## [Goal]
Quote all entries exactly, leaving pictures aside.

[Stored data]
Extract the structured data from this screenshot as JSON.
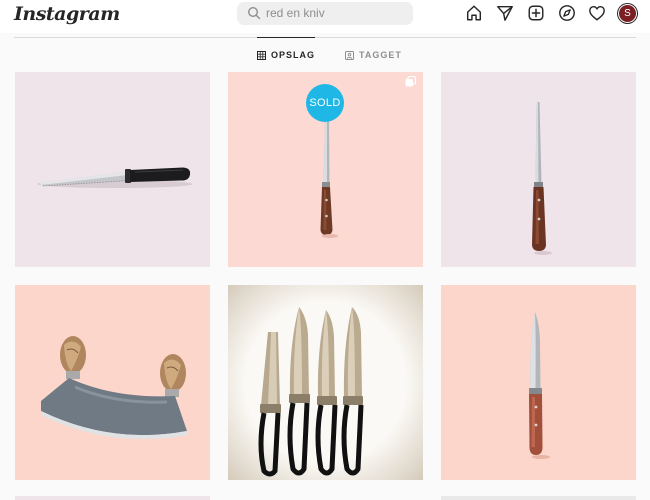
{
  "header": {
    "logo": "Instagram",
    "search": {
      "value": "red en kniv",
      "icon": "search-icon"
    },
    "nav_icons": [
      "home-icon",
      "direct-message-icon",
      "new-post-icon",
      "explore-icon",
      "activity-heart-icon"
    ],
    "avatar_initial": "S"
  },
  "tabs": [
    {
      "label": "OPSLAG",
      "icon": "grid-icon",
      "active": true
    },
    {
      "label": "TAGGET",
      "icon": "tagged-icon",
      "active": false
    }
  ],
  "posts": [
    {
      "subject": "bread knife with black handle",
      "background": "#efe4ea"
    },
    {
      "subject": "slim knife with wooden handle",
      "background": "#fcd9d2",
      "badge": "SOLD",
      "multi_image": true
    },
    {
      "subject": "fillet knife with wooden handle",
      "background": "#efe4ea"
    },
    {
      "subject": "mezzaluna rocking knife with olive wood handles",
      "background": "#fcd6cb"
    },
    {
      "subject": "set of four knives with black loop handles",
      "background": "#f3efe8"
    },
    {
      "subject": "paring knife with wooden handle",
      "background": "#fcd6cb"
    }
  ],
  "colors": {
    "sold_badge": "#1fb8e6",
    "avatar": "#7a1f22",
    "text": "#262626",
    "muted": "#8e8e8e"
  }
}
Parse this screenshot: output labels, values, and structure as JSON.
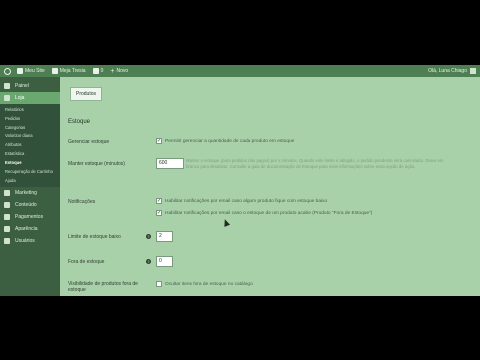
{
  "admin_bar": {
    "site_name": "Meu Site",
    "store_name": "Meja Tresia",
    "comments_count": "0",
    "new_label": "Novo",
    "greeting": "Olá, Luna Chiago"
  },
  "sidebar": {
    "items_top": [
      {
        "label": "Painel",
        "icon": "dashboard-icon"
      }
    ],
    "active_item": {
      "label": "Loja",
      "icon": "store-icon"
    },
    "submenu": [
      {
        "label": "Relatórios"
      },
      {
        "label": "Pedidos"
      },
      {
        "label": "Categorias"
      },
      {
        "label": "Valorizar diana"
      },
      {
        "label": "Atributos"
      },
      {
        "label": "Estatística"
      },
      {
        "label": "Estoque",
        "current": true
      },
      {
        "label": "Recuperação de Carrinho"
      },
      {
        "label": "Ajuda"
      }
    ],
    "items_bottom": [
      {
        "label": "Marketing",
        "icon": "megaphone-icon"
      },
      {
        "label": "Conteúdo",
        "icon": "content-icon"
      },
      {
        "label": "Pagamentos",
        "icon": "payments-icon"
      },
      {
        "label": "Aparência",
        "icon": "appearance-icon"
      },
      {
        "label": "Usuários",
        "icon": "users-icon"
      }
    ]
  },
  "content": {
    "tab_button": "Produtos",
    "section_title": "Estoque",
    "manage_stock": {
      "label": "Gerenciar estoque",
      "checkbox_label": "Permitir gerenciar a quantidade de cada produto em estoque",
      "checked": true
    },
    "hold_stock": {
      "label": "Manter estoque (minutos)",
      "value": "600",
      "description": "Manter o estoque (para pedidos não pagos) por x minutos. Quando este limite é atingido, o pedido pendente será cancelado. Deixe em branco para desativar. Consulte a guia de documentação de Estoque para mais informações sobre essa opção de ação."
    },
    "notifications": {
      "label": "Notificações",
      "options": [
        {
          "label": "Habilitar notificações por email caso algum produto fique com estoque baixo",
          "checked": true
        },
        {
          "label": "Habilitar notificações por email caso o estoque de um produto acabe (Produto \"Fora de Estoque\")",
          "checked": true
        }
      ]
    },
    "low_stock_threshold": {
      "label": "Limite de estoque baixo",
      "value": "2"
    },
    "out_of_stock_threshold": {
      "label": "Fora de estoque",
      "value": "0"
    },
    "out_of_stock_visibility": {
      "label": "Visibilidade de produtos fora de estoque",
      "checkbox_label": "Ocultar itens fora de estoque no catálogo",
      "checked": false
    }
  },
  "colors": {
    "background": "#a9d1a9",
    "admin_bar": "#4d7f52",
    "sidebar": "#3c5f41",
    "active_menu": "#6aa86f"
  }
}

## [Written answer]
Extract the structured data from this screenshot as JSON.
{
  "header": {
    "logo": "Instagram",
    "search": {
      "value": "red en kniv",
      "icon": "search-icon"
    },
    "nav_icons": [
      "home-icon",
      "direct-message-icon",
      "new-post-icon",
      "explore-icon",
      "activity-heart-icon"
    ],
    "avatar_initial": "S"
  },
  "tabs": [
    {
      "label": "OPSLAG",
      "icon": "grid-icon",
      "active": true
    },
    {
      "label": "TAGGET",
      "icon": "tagged-icon",
      "active": false
    }
  ],
  "posts": [
    {
      "subject": "bread knife with black handle",
      "background": "#efe4ea"
    },
    {
      "subject": "slim knife with wooden handle",
      "background": "#fcd9d2",
      "badge": "SOLD",
      "multi_image": true
    },
    {
      "subject": "fillet knife with wooden handle",
      "background": "#efe4ea"
    },
    {
      "subject": "mezzaluna rocking knife with olive wood handles",
      "background": "#fcd6cb"
    },
    {
      "subject": "set of four knives with black loop handles",
      "background": "#f3efe8"
    },
    {
      "subject": "paring knife with wooden handle",
      "background": "#fcd6cb"
    }
  ],
  "colors": {
    "sold_badge": "#1fb8e6",
    "avatar": "#7a1f22",
    "text": "#262626",
    "muted": "#8e8e8e"
  }
}
Parse this screenshot: output labels, values, and structure as JSON.
{
  "admin_bar": {
    "site_name": "Meu Site",
    "store_name": "Meja Tresia",
    "comments_count": "0",
    "new_label": "Novo",
    "greeting": "Olá, Luna Chiago"
  },
  "sidebar": {
    "items_top": [
      {
        "label": "Painel",
        "icon": "dashboard-icon"
      }
    ],
    "active_item": {
      "label": "Loja",
      "icon": "store-icon"
    },
    "submenu": [
      {
        "label": "Relatórios"
      },
      {
        "label": "Pedidos"
      },
      {
        "label": "Categorias"
      },
      {
        "label": "Valorizar diana"
      },
      {
        "label": "Atributos"
      },
      {
        "label": "Estatística"
      },
      {
        "label": "Estoque",
        "current": true
      },
      {
        "label": "Recuperação de Carrinho"
      },
      {
        "label": "Ajuda"
      }
    ],
    "items_bottom": [
      {
        "label": "Marketing",
        "icon": "megaphone-icon"
      },
      {
        "label": "Conteúdo",
        "icon": "content-icon"
      },
      {
        "label": "Pagamentos",
        "icon": "payments-icon"
      },
      {
        "label": "Aparência",
        "icon": "appearance-icon"
      },
      {
        "label": "Usuários",
        "icon": "users-icon"
      }
    ]
  },
  "content": {
    "tab_button": "Produtos",
    "section_title": "Estoque",
    "manage_stock": {
      "label": "Gerenciar estoque",
      "checkbox_label": "Permitir gerenciar a quantidade de cada produto em estoque",
      "checked": true
    },
    "hold_stock": {
      "label": "Manter estoque (minutos)",
      "value": "600",
      "description": "Manter o estoque (para pedidos não pagos) por x minutos. Quando este limite é atingido, o pedido pendente será cancelado. Deixe em branco para desativar. Consulte a guia de documentação de Estoque para mais informações sobre essa opção de ação."
    },
    "notifications": {
      "label": "Notificações",
      "options": [
        {
          "label": "Habilitar notificações por email caso algum produto fique com estoque baixo",
          "checked": true
        },
        {
          "label": "Habilitar notificações por email caso o estoque de um produto acabe (Produto \"Fora de Estoque\")",
          "checked": true
        }
      ]
    },
    "low_stock_threshold": {
      "label": "Limite de estoque baixo",
      "value": "2"
    },
    "out_of_stock_threshold": {
      "label": "Fora de estoque",
      "value": "0"
    },
    "out_of_stock_visibility": {
      "label": "Visibilidade de produtos fora de estoque",
      "checkbox_label": "Ocultar itens fora de estoque no catálogo",
      "checked": false
    }
  },
  "colors": {
    "background": "#a9d1a9",
    "admin_bar": "#4d7f52",
    "sidebar": "#3c5f41",
    "active_menu": "#6aa86f"
  }
}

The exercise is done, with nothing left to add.